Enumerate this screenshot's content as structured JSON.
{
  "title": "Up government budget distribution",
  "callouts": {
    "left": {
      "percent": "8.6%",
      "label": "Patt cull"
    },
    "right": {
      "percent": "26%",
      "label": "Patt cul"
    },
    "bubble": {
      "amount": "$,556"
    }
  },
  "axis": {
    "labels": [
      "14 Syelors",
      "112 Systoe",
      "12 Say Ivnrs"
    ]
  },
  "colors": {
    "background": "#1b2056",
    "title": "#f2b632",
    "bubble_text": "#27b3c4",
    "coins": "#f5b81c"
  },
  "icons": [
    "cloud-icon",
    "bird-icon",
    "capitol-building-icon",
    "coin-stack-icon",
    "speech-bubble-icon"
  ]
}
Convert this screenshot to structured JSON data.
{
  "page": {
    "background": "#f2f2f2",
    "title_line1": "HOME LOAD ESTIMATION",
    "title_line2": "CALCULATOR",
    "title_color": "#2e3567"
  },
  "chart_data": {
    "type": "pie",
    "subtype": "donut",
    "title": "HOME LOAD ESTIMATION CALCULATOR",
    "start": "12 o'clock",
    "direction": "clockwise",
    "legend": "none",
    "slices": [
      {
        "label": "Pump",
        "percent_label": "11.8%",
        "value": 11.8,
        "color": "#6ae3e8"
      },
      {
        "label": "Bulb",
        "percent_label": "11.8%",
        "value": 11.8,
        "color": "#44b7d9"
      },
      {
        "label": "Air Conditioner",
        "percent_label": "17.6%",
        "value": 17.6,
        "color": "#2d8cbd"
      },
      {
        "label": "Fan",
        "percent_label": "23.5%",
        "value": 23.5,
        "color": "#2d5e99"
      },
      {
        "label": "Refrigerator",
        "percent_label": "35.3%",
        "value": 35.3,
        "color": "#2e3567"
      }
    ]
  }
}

→ Exercise prompt: Transcribe the data above in full, exactly.

→ Response to this task:
Enumerate this screenshot's content as structured JSON.
{
  "title": "Up government budget distribution",
  "callouts": {
    "left": {
      "percent": "8.6%",
      "label": "Patt cull"
    },
    "right": {
      "percent": "26%",
      "label": "Patt cul"
    },
    "bubble": {
      "amount": "$,556"
    }
  },
  "axis": {
    "labels": [
      "14 Syelors",
      "112 Systoe",
      "12 Say Ivnrs"
    ]
  },
  "colors": {
    "background": "#1b2056",
    "title": "#f2b632",
    "bubble_text": "#27b3c4",
    "coins": "#f5b81c"
  },
  "icons": [
    "cloud-icon",
    "bird-icon",
    "capitol-building-icon",
    "coin-stack-icon",
    "speech-bubble-icon"
  ]
}
Convert this screenshot to structured JSON data.
{
  "page": {
    "background": "#f2f2f2",
    "title_line1": "HOME LOAD ESTIMATION",
    "title_line2": "CALCULATOR",
    "title_color": "#2e3567"
  },
  "chart_data": {
    "type": "pie",
    "subtype": "donut",
    "title": "HOME LOAD ESTIMATION CALCULATOR",
    "start": "12 o'clock",
    "direction": "clockwise",
    "legend": "none",
    "slices": [
      {
        "label": "Pump",
        "percent_label": "11.8%",
        "value": 11.8,
        "color": "#6ae3e8"
      },
      {
        "label": "Bulb",
        "percent_label": "11.8%",
        "value": 11.8,
        "color": "#44b7d9"
      },
      {
        "label": "Air Conditioner",
        "percent_label": "17.6%",
        "value": 17.6,
        "color": "#2d8cbd"
      },
      {
        "label": "Fan",
        "percent_label": "23.5%",
        "value": 23.5,
        "color": "#2d5e99"
      },
      {
        "label": "Refrigerator",
        "percent_label": "35.3%",
        "value": 35.3,
        "color": "#2e3567"
      }
    ]
  }
}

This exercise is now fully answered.